* [Given passage]:
++++

ON BASE PERCENTAGE (A.L.)
1 Manny Ramirez .439 2 Travis Hafner .439 3 Joe Mauer .429 4 Derek Jeter .417 5 Jim Thome .416 6 Jason Giambi .413 7 David Ortiz .413 8 Carlos Guillen .400 9 Alex Rodriguez .392 10 Victor Martinez .391
Manny Ramirez nosed out Travis Hafner by .000347 to take the honors in OBP. Both players missed quite a bit of action. Ramirez played in 130 games and Hafner 129. Manny has now led the league in OBP three times and has a career mark of .411, eighth best among active players and 35th in the all-time rankings.
TOTAL BASES (A.L.)
1 David Ortiz 355 2 Grady Sizemore 349 3t Jermaine Dye 335 3t Vladimir Guerrero 335 5t Justin Morneau 331 5t Vernon Wells 331 7t Raul Ibanez 323 7t Mark Teixeira 323 7t Miguel Tejada 323 10 Michael Young 317
David Ortiz topped the AL in total bases. It was the first time he led the league in any of the four Quad categories during his career. He had finished second several times before but had never been #1 until this season.
Center fielders Sizemore and Vernon Wells and shortstops Tejada and Young were the only up-the-middle position players in the top ten. Sizemore, in fact, ranked in the top three in both of the Quad counting stats.
SLUGGING AVERAGE (A.L.)
1 Travis Hafner .659 2 David Ortiz .636 3 Jermaine Dye .622 4 Manny Ramirez .619 5 Jim Thome .598 6 Justin Morneau .559 7 Jason Giambi .558 8 Vladimir Guerrero .552 9 Paul Konerko .551 10 Frank Thomas .545
Hafner led the AL in SLG and has now placed in the top four in OBP and SLG in each of the past three seasons. Moreover, Hafner has quietly topped the league in OPS+ in 2004, 2005, and 2006. He is the first player in the junior circuit since Mickey Mantle in 1960-62 to pull off that feat.
Every player in the top ten was a 1B/DH/corner OF. Ortiz deserves credit for being the only one who ranked among the league leaders in all four Quad categories.
The following matrix provides a way to quantify the results of the Quad in a manner similar to the MVP voting (14 points for 1st, 9 for 2nd, 8 for 3rd, etc.).

++++

* [Work task 1]: In the American League batting leaders text, how many games did Manny Ramirez play?
* [Work task 2]: Continue the American League batting leaders text from the end of its last sentence.

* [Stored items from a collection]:

++++

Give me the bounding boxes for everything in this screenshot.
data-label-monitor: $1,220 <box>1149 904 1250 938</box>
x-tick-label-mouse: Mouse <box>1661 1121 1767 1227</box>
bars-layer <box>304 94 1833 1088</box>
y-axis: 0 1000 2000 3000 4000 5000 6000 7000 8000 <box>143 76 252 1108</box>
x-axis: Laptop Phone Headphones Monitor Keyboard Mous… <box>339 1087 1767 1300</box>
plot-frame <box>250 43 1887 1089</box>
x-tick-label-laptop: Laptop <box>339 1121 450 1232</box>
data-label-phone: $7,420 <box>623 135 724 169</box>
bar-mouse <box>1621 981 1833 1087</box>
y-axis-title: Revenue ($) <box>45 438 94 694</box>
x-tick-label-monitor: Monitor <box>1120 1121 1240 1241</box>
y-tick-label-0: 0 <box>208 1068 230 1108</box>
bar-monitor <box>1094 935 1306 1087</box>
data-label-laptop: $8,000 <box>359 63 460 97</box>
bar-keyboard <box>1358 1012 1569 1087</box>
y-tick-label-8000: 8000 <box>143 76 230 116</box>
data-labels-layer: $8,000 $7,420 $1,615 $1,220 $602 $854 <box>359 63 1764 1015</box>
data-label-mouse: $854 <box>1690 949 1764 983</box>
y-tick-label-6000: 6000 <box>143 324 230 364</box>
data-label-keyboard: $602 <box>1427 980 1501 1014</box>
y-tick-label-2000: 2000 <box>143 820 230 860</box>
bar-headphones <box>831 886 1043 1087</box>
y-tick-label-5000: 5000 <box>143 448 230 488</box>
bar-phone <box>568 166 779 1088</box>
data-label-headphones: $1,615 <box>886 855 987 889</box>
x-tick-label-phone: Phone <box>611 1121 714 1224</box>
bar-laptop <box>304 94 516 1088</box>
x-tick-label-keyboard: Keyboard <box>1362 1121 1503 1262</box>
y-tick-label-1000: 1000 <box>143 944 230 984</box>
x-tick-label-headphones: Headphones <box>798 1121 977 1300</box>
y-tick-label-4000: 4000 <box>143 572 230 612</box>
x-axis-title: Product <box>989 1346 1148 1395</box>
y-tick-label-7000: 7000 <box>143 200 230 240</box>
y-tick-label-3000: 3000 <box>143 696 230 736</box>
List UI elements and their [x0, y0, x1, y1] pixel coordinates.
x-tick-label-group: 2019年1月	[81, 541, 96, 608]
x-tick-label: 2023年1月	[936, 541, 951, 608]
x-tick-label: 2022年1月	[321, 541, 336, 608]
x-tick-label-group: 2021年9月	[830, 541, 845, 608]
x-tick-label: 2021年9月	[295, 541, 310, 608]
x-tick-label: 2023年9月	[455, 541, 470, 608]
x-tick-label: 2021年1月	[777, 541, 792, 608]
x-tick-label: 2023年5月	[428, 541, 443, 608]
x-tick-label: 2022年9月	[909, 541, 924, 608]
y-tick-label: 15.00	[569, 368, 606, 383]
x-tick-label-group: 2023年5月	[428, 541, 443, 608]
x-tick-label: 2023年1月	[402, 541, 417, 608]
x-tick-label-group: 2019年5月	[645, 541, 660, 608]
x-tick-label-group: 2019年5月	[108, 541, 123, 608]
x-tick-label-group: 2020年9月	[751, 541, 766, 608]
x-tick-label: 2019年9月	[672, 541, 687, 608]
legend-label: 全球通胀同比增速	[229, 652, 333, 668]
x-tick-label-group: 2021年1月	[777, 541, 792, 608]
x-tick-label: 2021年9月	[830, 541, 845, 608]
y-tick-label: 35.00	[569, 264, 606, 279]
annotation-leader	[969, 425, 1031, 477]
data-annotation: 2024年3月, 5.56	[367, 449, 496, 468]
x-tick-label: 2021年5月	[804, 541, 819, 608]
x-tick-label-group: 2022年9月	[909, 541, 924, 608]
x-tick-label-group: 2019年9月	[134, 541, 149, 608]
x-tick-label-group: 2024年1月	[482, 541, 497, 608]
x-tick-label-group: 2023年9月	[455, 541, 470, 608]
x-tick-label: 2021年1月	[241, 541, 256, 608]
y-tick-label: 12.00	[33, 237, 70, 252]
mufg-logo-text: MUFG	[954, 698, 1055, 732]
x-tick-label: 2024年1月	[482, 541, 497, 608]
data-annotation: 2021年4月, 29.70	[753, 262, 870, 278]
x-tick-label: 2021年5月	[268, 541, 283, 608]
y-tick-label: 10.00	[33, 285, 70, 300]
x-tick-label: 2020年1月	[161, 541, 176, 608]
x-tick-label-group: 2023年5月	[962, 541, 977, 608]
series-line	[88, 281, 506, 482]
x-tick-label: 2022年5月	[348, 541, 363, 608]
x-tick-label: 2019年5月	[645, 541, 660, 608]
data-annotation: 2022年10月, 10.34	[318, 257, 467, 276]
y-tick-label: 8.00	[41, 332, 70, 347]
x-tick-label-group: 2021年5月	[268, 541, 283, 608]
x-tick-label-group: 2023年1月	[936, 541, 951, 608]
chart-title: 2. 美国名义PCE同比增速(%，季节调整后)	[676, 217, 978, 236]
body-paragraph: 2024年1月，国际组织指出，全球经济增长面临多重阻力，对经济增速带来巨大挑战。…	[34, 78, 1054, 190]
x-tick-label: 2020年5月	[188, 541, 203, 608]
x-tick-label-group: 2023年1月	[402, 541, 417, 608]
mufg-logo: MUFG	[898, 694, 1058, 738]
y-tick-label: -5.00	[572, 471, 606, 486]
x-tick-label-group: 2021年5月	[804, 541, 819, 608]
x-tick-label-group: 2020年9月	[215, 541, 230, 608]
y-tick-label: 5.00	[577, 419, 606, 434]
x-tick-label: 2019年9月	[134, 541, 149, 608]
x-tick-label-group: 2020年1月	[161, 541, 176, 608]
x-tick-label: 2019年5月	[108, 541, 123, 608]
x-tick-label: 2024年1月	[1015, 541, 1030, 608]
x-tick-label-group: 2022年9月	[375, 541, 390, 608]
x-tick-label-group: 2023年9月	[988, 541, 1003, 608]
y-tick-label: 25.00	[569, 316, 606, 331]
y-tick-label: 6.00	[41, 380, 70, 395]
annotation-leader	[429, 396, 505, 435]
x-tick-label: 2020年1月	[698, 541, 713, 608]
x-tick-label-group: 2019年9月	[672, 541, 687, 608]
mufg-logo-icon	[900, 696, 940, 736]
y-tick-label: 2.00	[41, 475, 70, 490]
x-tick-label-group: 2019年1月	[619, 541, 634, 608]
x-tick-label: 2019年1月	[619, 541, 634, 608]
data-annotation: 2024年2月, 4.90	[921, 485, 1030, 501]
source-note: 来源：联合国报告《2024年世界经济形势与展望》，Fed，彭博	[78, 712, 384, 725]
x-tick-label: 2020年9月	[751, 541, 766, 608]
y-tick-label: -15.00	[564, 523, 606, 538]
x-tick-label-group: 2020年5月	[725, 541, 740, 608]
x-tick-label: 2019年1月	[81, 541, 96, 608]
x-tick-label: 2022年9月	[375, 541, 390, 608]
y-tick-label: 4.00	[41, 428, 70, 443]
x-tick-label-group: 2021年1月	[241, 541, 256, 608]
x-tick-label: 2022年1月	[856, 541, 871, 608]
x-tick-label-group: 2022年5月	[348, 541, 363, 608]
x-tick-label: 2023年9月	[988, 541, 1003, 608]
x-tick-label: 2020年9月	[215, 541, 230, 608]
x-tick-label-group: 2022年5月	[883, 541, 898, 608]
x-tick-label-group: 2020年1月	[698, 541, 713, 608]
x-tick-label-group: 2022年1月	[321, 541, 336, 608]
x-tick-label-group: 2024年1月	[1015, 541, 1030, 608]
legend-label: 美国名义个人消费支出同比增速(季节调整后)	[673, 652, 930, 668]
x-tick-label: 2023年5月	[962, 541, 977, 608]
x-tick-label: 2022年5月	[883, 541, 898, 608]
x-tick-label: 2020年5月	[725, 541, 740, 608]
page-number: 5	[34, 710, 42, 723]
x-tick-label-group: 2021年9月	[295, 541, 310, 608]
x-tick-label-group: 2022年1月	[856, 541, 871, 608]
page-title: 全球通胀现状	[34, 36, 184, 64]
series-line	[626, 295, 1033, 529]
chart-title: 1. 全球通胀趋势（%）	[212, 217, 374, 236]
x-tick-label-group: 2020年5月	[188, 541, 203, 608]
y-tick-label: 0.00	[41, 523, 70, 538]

++++

* [Output 1]: 130 games.

* [Output 2]:
TOB OBP TB SLG TOT Ryan Howard 14 7 14 9 44 Albert Pujols 5.5 14 8 14 41.5 Miguel Cabrera 9 9 1 5 24 Lance Berkman 4 6 3.5 8 21.5 Garrett Atkins 8 5 5 1 19 Chase Utley 7 6 13 Matt Holliday 7 6 13 Alfonso Soriano 9 2 11 Nick Johnson 1.5 8 9.5 Jason Bay 5.5 3 8.5 Carlos Beltran 7 7 Aramis Ramirez 3.5 3 6.5 Todd Helton 4 4 Adam LaRoche 4 4 Rafael Furcal 3 3 J.D. Drew 2 2 Jimmy Rollins 2 2 Brian Giles 1.5 1.5 Scott Hatteberg 1 1
Howard and Pujols stand out among their peers in the National League. They were the top two offensive forces in the league last year. Howard won the Hank Aaron Award as the league's top hitter, as well as the Most Valuable Player Award as the top player. I don't have a problem with the former selection but believe Pujols' superior glovework and baserunning were enough to vault him over Howard as the MVP.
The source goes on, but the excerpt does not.